# [Data for processing]
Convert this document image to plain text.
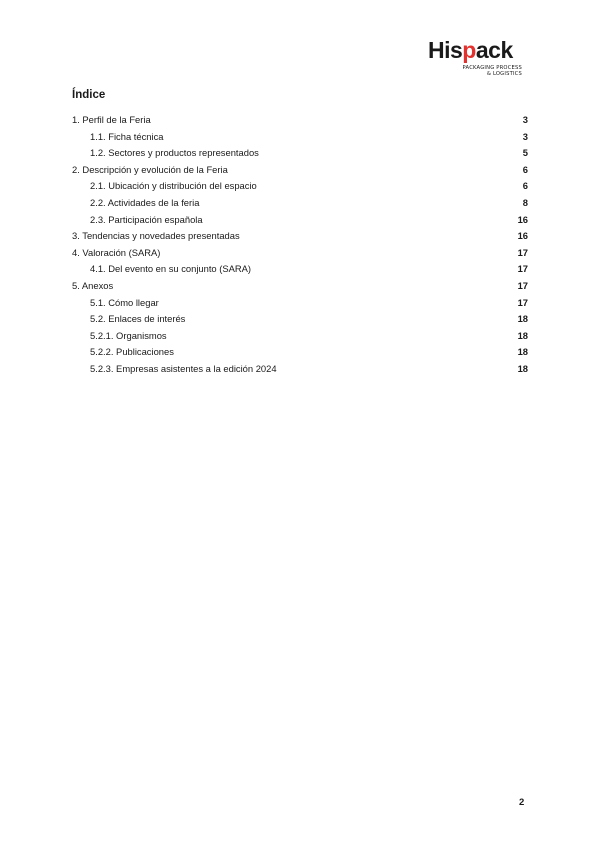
Hispack
PACKAGING PROCESS
& LOGISTICS
Índice
1. Perfil de la Feria	3
1.1. Ficha técnica	3
1.2. Sectores y productos representados	5
2. Descripción y evolución de la Feria	6
2.1. Ubicación y distribución del espacio	6
2.2. Actividades de la feria	8
2.3. Participación española	16
3. Tendencias y novedades presentadas	16
4. Valoración (SARA)	17
4.1. Del evento en su conjunto (SARA)	17
5. Anexos	17
5.1. Cómo llegar	17
5.2. Enlaces de interés	18
5.2.1. Organismos	18
5.2.2. Publicaciones	18
5.2.3. Empresas asistentes a la edición 2024	18
2
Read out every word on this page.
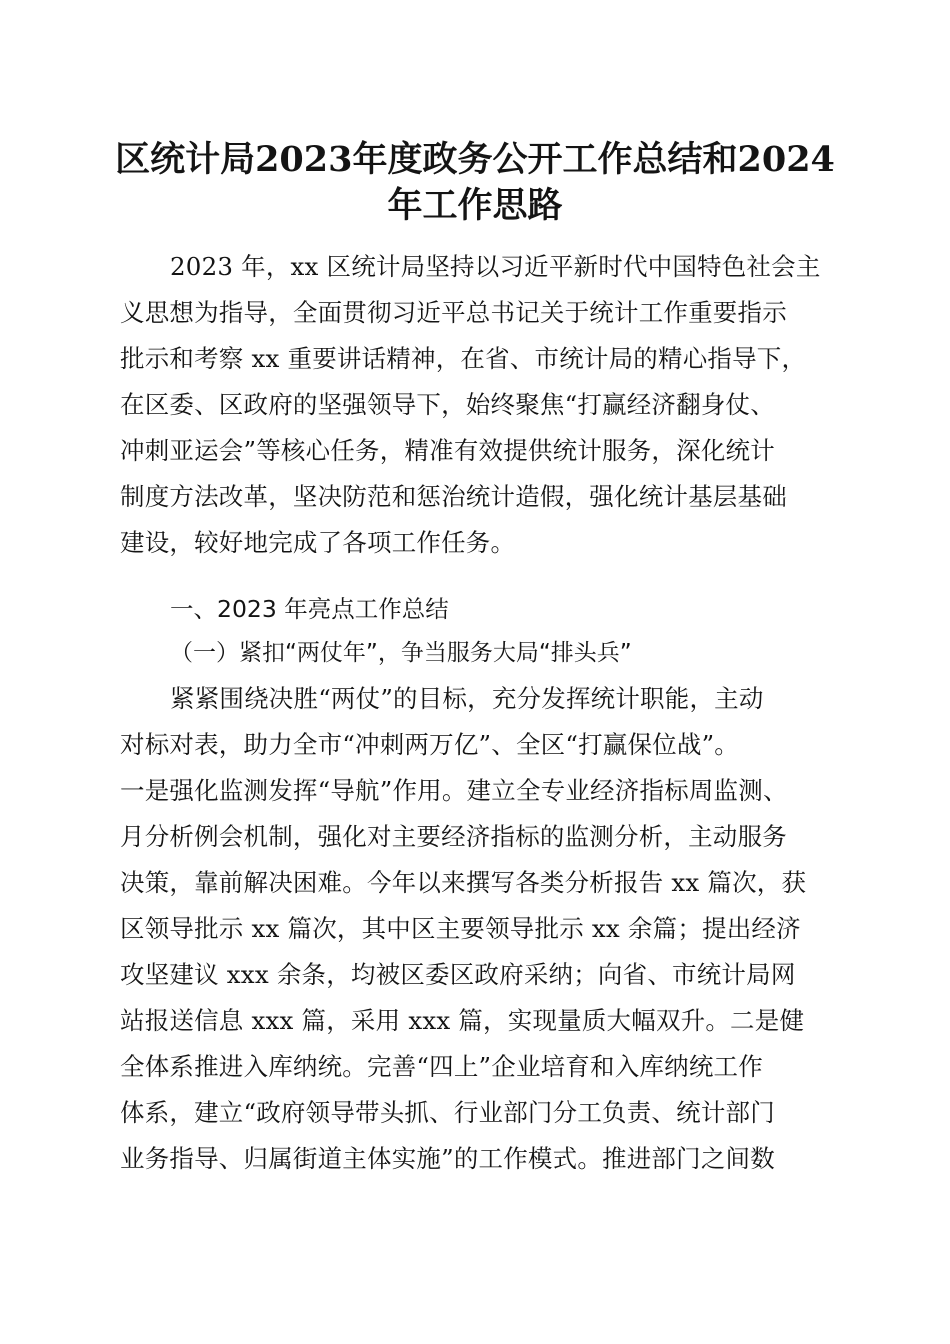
区统计局2023年度政务公开工作总结和2024
年工作思路
2023 年，xx 区统计局坚持以习近平新时代中国特色社会主
义思想为指导，全面贯彻习近平总书记关于统计工作重要指示
批示和考察 xx 重要讲话精神，在省、市统计局的精心指导下，
在区委、区政府的坚强领导下，始终聚焦“打赢经济翻身仗、
冲刺亚运会”等核心任务，精准有效提供统计服务，深化统计
制度方法改革，坚决防范和惩治统计造假，强化统计基层基础
建设，较好地完成了各项工作任务。
一、2023 年亮点工作总结
（一）紧扣“两仗年”，争当服务大局“排头兵”
紧紧围绕决胜“两仗”的目标，充分发挥统计职能，主动
对标对表，助力全市“冲刺两万亿”、全区“打赢保位战”。
一是强化监测发挥“导航”作用。建立全专业经济指标周监测、
月分析例会机制，强化对主要经济指标的监测分析，主动服务
决策，靠前解决困难。今年以来撰写各类分析报告 xx 篇次，获
区领导批示 xx 篇次，其中区主要领导批示 xx 余篇；提出经济
攻坚建议 xxx 余条，均被区委区政府采纳；向省、市统计局网
站报送信息 xxx 篇，采用 xxx 篇，实现量质大幅双升。二是健
全体系推进入库纳统。完善“四上”企业培育和入库纳统工作
体系，建立“政府领导带头抓、行业部门分工负责、统计部门
业务指导、归属街道主体实施”的工作模式。推进部门之间数
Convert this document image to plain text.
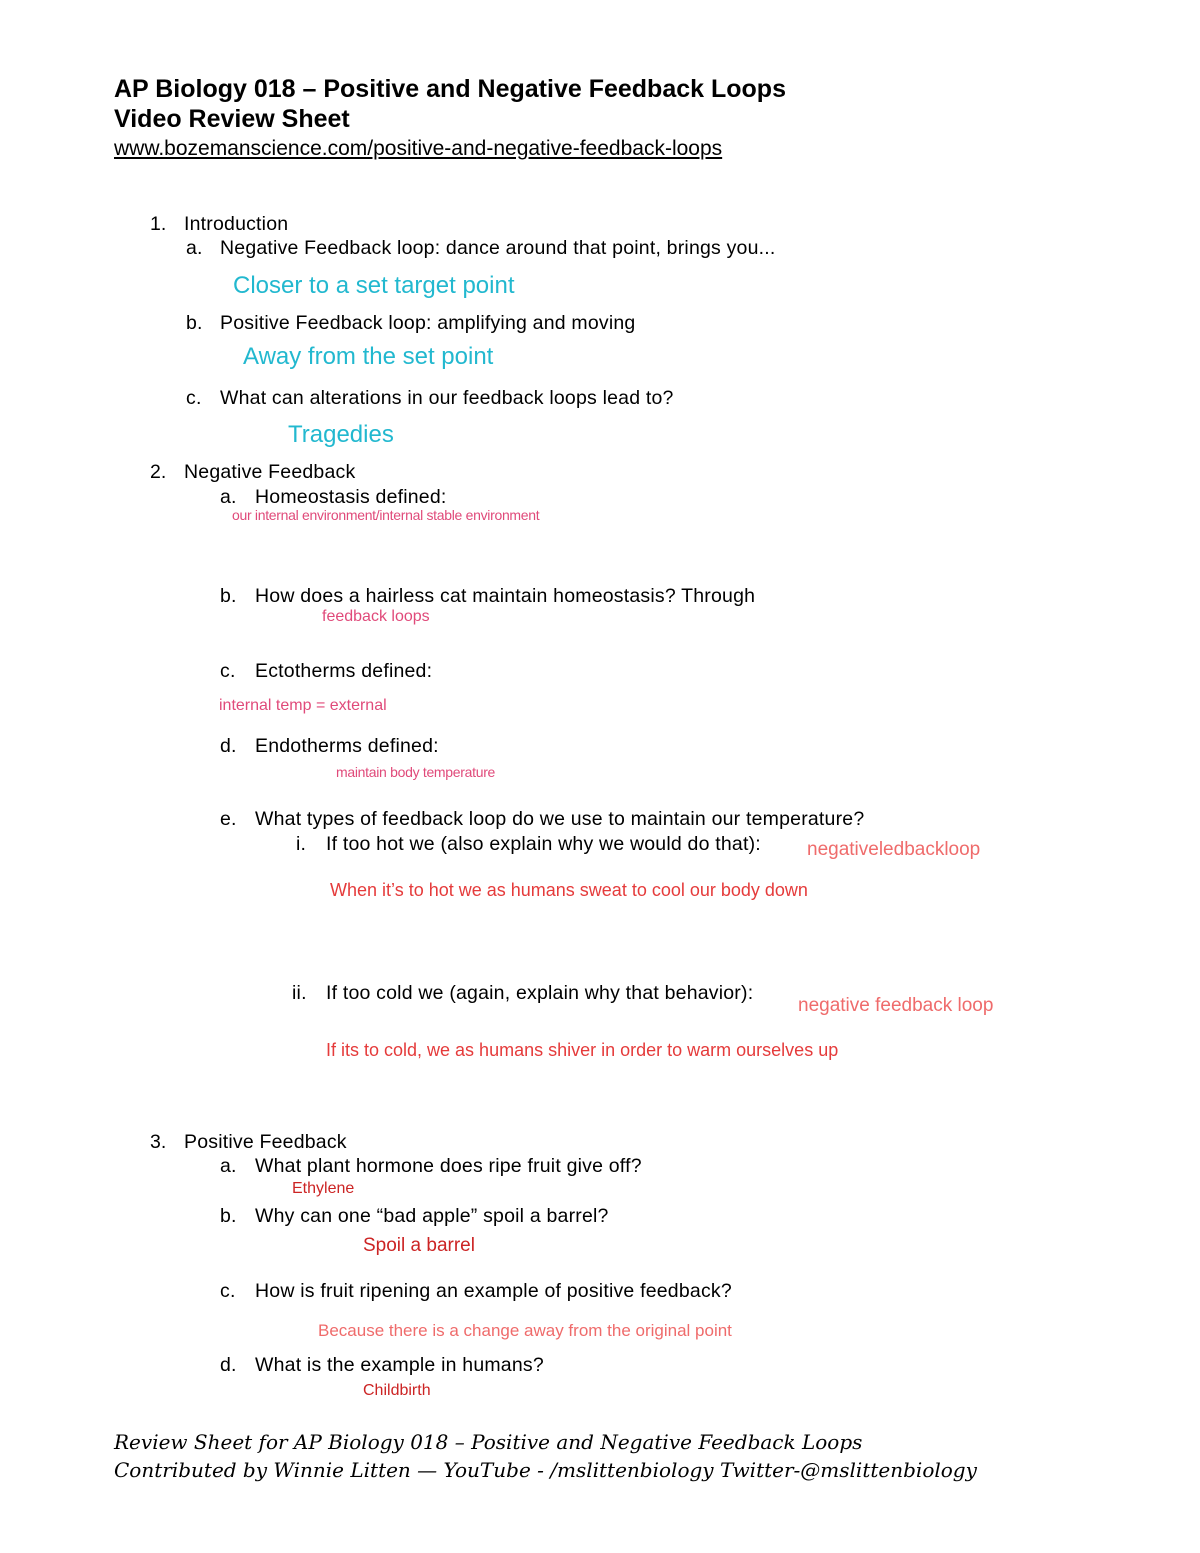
AP Biology 018 – Positive and Negative Feedback Loops
Video Review Sheet
www.bozemanscience.com/positive-and-negative-feedback-loops
1. Introduction
a. Negative Feedback loop: dance around that point, brings you...
Closer to a set target point
b. Positive Feedback loop: amplifying and moving
Away from the set point
c. What can alterations in our feedback loops lead to?
Tragedies
2. Negative Feedback
a. Homeostasis defined:
our internal environment/internal stable environment
b. How does a hairless cat maintain homeostasis? Through
feedback loops
c. Ectotherms defined:
internal temp = external
d. Endotherms defined:
maintain body temperature
e. What types of feedback loop do we use to maintain our temperature?
i. If too hot we (also explain why we would do that): negativeledbackloop
When it’s to hot we as humans sweat to cool our body down
ii. If too cold we (again, explain why that behavior):
negative feedback loop
If its to cold, we as humans shiver in order to warm ourselves up
3. Positive Feedback
a. What plant hormone does ripe fruit give off?
Ethylene
b. Why can one “bad apple” spoil a barrel?
Spoil a barrel
c. How is fruit ripening an example of positive feedback?
Because there is a change away from the original point
d. What is the example in humans?
Childbirth
Review Sheet for AP Biology 018 – Positive and Negative Feedback Loops
Contributed by Winnie Litten — YouTube - /mslittenbiology Twitter-@mslittenbiology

# [Problem statement]
Identify every line where the string "Review" appears.

# [Exercise solution]
Video Review Sheet
Review Sheet for AP Biology 018 – Positive and Negative Feedback Loops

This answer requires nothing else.